Pull every line containing "data" out of the material below.

## AVAILABLE RECORDS
☆ ☆ ☆
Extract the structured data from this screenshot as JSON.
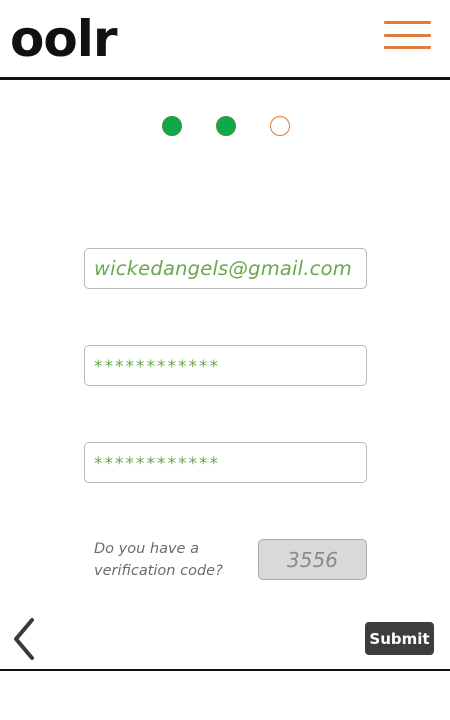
{
  "header": {
    "logo": "oolr",
    "menu_icon": "hamburger-menu-icon",
    "menu_color": "#e07b39"
  },
  "stepper": {
    "steps": [
      {
        "state": "complete"
      },
      {
        "state": "complete"
      },
      {
        "state": "incomplete"
      }
    ],
    "complete_color": "#0fa94a",
    "incomplete_color": "#e07b39"
  },
  "form": {
    "email_value": "wickedangels@gmail.com",
    "password_value": "************",
    "confirm_password_value": "************",
    "verification_prompt": "Do you have a verification code?",
    "verification_code": "3556",
    "text_color": "#6aa84f"
  },
  "footer": {
    "back_icon": "chevron-left-icon",
    "submit_label": "Submit"
  }
}
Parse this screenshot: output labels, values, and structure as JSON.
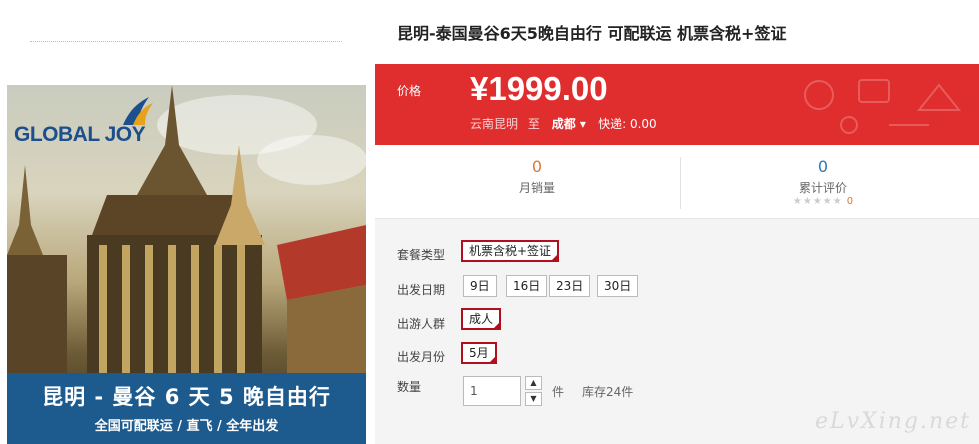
{
  "product": {
    "title": "昆明-泰国曼谷6天5晚自由行 可配联运 机票含税+签证"
  },
  "image": {
    "logo_text": "GLOBAL JOY",
    "banner_title": "昆明 - 曼谷 6 天 5 晚自由行",
    "banner_subtitle": "全国可配联运 / 直飞 / 全年出发"
  },
  "price": {
    "label": "价格",
    "value": "¥1999.00",
    "origin": "云南昆明",
    "to": "至",
    "destination": "成都",
    "destination_arrow": "▾",
    "express": "快递: 0.00"
  },
  "stats": {
    "monthly_sales_count": "0",
    "monthly_sales_label": "月销量",
    "reviews_count": "0",
    "reviews_label": "累计评价",
    "stars": "★★★★★",
    "stars_count": "0"
  },
  "options": {
    "package_label": "套餐类型",
    "package_value": "机票含税+签证",
    "date_label": "出发日期",
    "dates": [
      "9日",
      "16日",
      "23日",
      "30日"
    ],
    "group_label": "出游人群",
    "group_value": "成人",
    "month_label": "出发月份",
    "month_value": "5月",
    "qty_label": "数量",
    "qty_value": "1",
    "qty_unit": "件",
    "stock": "库存24件",
    "qty_up": "▲",
    "qty_down": "▼"
  },
  "watermark": "eLvXing.net",
  "colors": {
    "price_band": "#e02e2e",
    "selected_border": "#b10e1e",
    "banner": "#1d5a8e",
    "stat_blue": "#2a7ab8",
    "stat_orange": "#d97a3b"
  }
}
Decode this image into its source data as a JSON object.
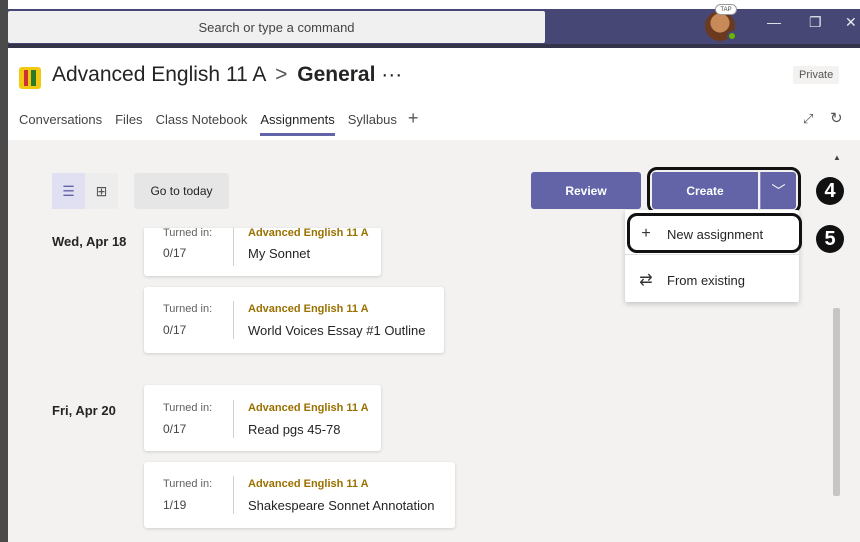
{
  "titlebar": {
    "search_placeholder": "Search or type a command",
    "avatar_badge": "TAP",
    "minimize": "—",
    "restore": "❐",
    "close": "✕"
  },
  "channel": {
    "team": "Advanced English 11 A",
    "separator": ">",
    "channel_name": "General",
    "more": "···",
    "privacy": "Private"
  },
  "tabs": [
    {
      "label": "Conversations"
    },
    {
      "label": "Files"
    },
    {
      "label": "Class Notebook"
    },
    {
      "label": "Assignments"
    },
    {
      "label": "Syllabus"
    }
  ],
  "tab_add": "+",
  "toolbar": {
    "list_view_icon": "☰",
    "grid_view_icon": "⊞",
    "go_to_today": "Go to today",
    "review": "Review",
    "create": "Create",
    "create_chevron": "﹀"
  },
  "dropdown": {
    "items": [
      {
        "icon": "plus-icon",
        "glyph": "+",
        "label": "New assignment"
      },
      {
        "icon": "copy-from-existing-icon",
        "glyph": "⇄",
        "label": "From existing"
      }
    ]
  },
  "steps": {
    "create": "4",
    "new_assignment": "5"
  },
  "schedule": [
    {
      "date": "Wed, Apr 18",
      "assignments": [
        {
          "turned_in_label": "Turned in:",
          "count": "0/17",
          "class": "Advanced English 11 A",
          "name": "My Sonnet"
        },
        {
          "turned_in_label": "Turned in:",
          "count": "0/17",
          "class": "Advanced English 11 A",
          "name": "World Voices Essay #1 Outline"
        }
      ]
    },
    {
      "date": "Fri, Apr 20",
      "assignments": [
        {
          "turned_in_label": "Turned in:",
          "count": "0/17",
          "class": "Advanced English 11 A",
          "name": "Read pgs 45-78"
        },
        {
          "turned_in_label": "Turned in:",
          "count": "1/19",
          "class": "Advanced English 11 A",
          "name": "Shakespeare Sonnet Annotation"
        }
      ]
    }
  ],
  "colors": {
    "titlebar": "#464775",
    "accent": "#6264a7",
    "class_label": "#9a7000"
  }
}
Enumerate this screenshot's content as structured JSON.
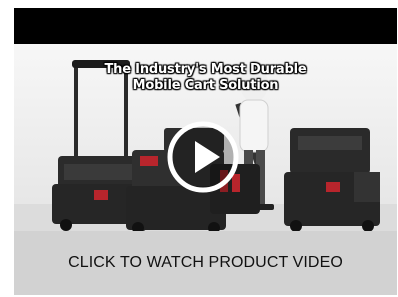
{
  "video": {
    "overlay_title_line1": "The Industry's Most Durable",
    "overlay_title_line2": "Mobile Cart Solution",
    "caption": "CLICK TO WATCH PRODUCT VIDEO",
    "play_icon": "play-icon"
  },
  "colors": {
    "top_bar": "#000000",
    "caption_bar": "#d2d2d2",
    "caption_text": "#111111",
    "play_button": "#ffffff"
  }
}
☆ ☆ ☆
## TASK OUTPUT
Extract the structured data from this screenshot as JSON.
Decode this image into its source data as a JSON object.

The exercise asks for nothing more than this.